### [Aim]
Wherever a line below holds the word "color", copy that line.

### [Recorded data]

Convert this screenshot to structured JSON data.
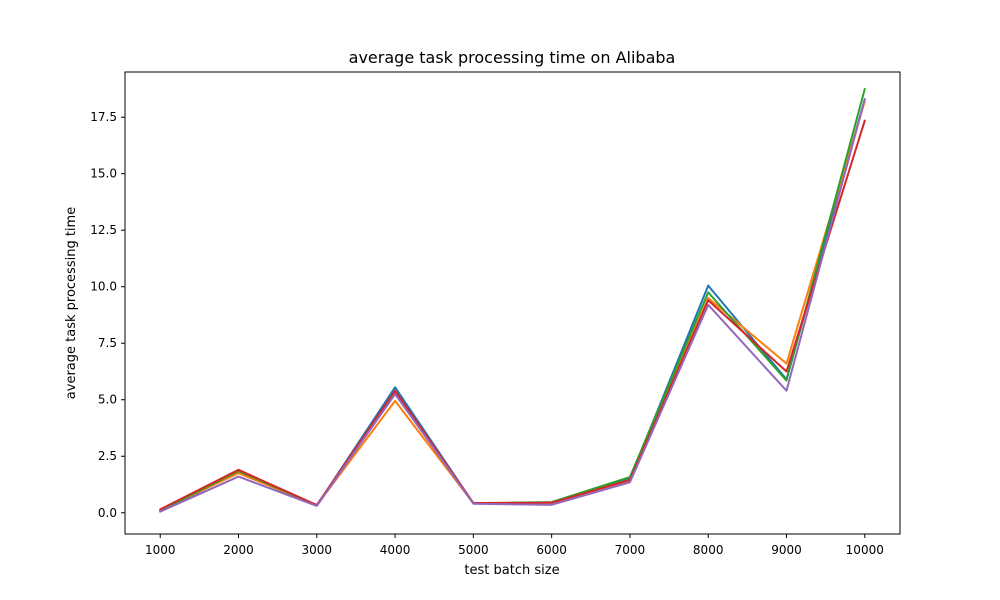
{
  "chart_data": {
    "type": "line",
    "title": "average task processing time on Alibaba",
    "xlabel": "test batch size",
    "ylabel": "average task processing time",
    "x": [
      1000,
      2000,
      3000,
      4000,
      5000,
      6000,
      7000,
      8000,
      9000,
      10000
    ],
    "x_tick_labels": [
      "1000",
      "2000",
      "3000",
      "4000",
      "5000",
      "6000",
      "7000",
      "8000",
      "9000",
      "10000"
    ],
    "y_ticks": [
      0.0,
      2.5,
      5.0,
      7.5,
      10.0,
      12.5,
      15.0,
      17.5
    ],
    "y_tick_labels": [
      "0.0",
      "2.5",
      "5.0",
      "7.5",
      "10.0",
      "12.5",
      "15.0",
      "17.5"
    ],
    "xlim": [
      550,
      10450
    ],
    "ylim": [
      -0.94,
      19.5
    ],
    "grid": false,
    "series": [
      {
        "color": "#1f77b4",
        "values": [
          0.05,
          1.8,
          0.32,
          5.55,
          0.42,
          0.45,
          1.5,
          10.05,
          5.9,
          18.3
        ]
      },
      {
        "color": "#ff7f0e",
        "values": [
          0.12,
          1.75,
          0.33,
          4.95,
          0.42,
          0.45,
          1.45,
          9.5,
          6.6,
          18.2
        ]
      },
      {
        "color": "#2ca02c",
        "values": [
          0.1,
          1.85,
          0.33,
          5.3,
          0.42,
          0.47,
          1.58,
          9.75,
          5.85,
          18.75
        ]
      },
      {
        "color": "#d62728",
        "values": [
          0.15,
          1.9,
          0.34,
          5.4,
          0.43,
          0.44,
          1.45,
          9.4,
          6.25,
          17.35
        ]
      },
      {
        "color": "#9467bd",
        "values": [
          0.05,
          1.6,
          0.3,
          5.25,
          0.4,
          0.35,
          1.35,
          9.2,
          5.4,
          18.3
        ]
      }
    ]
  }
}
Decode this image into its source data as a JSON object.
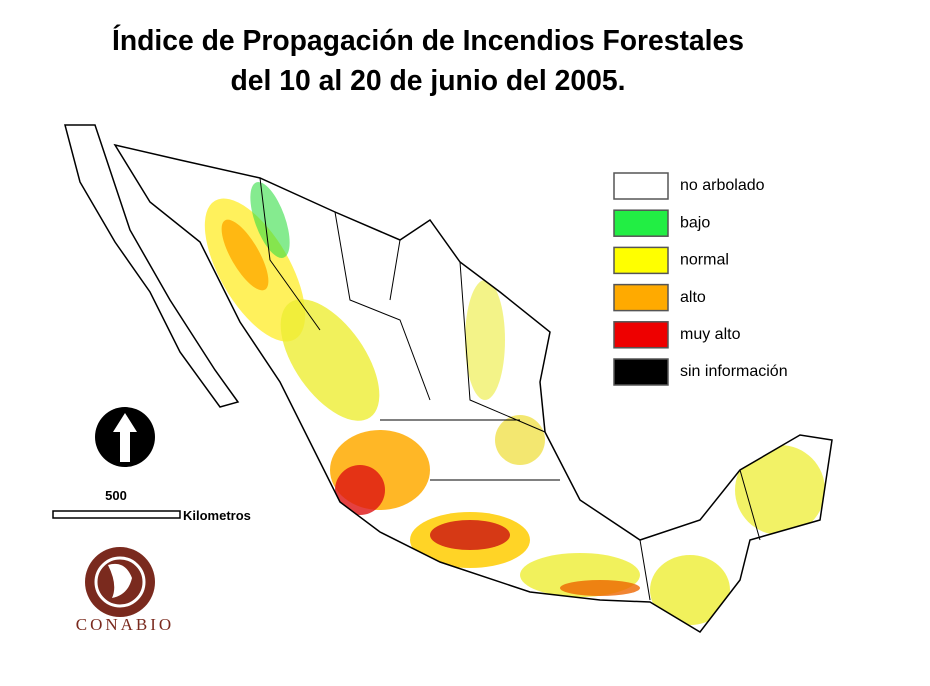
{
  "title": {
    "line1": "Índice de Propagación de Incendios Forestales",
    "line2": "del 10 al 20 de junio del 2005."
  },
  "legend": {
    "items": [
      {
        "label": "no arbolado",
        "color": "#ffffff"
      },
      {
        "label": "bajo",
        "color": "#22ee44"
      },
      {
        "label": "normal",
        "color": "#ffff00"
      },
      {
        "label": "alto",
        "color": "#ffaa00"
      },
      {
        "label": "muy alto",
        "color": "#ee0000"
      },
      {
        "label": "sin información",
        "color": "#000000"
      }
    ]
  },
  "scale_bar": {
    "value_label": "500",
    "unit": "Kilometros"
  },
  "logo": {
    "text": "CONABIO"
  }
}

### [Expected answer]
        "color": "#1f77b4",
        "color": "#ff7f0e",
        "color": "#2ca02c",
        "color": "#d62728",
        "color": "#9467bd",
        "color": "#ffffff"
        "color": "#22ee44"
        "color": "#ffff00"
        "color": "#ffaa00"
        "color": "#ee0000"
        "color": "#000000"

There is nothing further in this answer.